» Requirement
Gather all lines from the material that contain "this".

» Stored rows
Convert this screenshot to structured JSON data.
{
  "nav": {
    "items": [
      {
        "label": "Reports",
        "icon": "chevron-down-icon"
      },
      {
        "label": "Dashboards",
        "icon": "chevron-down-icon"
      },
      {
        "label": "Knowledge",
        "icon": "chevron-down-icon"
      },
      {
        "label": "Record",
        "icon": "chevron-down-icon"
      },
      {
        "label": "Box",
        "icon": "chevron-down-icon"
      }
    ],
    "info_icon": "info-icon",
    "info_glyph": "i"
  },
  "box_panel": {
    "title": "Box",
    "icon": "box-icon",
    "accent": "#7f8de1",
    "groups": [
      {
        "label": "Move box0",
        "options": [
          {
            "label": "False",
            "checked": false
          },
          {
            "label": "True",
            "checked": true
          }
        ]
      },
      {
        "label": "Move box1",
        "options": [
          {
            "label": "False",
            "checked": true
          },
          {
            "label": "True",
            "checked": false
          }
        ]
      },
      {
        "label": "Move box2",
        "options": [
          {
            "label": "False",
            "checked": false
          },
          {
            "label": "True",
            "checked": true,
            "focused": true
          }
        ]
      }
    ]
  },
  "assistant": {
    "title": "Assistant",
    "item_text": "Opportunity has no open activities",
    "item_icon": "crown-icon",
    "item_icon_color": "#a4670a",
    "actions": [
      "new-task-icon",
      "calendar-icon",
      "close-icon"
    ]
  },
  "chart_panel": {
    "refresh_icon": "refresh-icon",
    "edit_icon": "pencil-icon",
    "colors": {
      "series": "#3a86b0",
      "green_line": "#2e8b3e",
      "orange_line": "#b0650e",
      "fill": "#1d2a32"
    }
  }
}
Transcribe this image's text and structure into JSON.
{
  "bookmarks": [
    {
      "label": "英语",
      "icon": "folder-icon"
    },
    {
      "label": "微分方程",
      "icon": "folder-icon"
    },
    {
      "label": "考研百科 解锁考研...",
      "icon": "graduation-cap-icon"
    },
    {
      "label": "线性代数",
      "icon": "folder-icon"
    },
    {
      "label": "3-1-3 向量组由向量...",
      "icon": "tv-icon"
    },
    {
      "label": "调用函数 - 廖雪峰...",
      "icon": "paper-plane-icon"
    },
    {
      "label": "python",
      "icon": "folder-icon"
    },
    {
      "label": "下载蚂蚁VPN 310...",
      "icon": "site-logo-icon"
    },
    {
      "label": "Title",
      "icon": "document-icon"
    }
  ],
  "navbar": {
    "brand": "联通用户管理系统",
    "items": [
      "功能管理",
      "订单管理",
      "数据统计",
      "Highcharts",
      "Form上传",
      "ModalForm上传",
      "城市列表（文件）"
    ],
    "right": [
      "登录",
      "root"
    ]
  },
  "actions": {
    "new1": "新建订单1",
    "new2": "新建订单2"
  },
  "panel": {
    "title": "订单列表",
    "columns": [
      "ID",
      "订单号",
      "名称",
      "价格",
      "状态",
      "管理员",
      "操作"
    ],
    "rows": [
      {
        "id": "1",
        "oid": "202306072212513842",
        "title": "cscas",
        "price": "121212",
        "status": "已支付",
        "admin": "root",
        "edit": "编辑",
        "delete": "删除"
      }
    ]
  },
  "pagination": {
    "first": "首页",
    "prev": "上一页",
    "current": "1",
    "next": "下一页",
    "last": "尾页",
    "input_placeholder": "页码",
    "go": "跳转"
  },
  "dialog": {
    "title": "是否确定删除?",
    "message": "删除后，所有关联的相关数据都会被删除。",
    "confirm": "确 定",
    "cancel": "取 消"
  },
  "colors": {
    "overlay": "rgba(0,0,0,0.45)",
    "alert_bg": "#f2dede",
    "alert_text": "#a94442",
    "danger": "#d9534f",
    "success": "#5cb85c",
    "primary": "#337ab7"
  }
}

» Output of the task
Convert this screenshot to structured JSON data.
Transcribe this image's text and structure into JSON.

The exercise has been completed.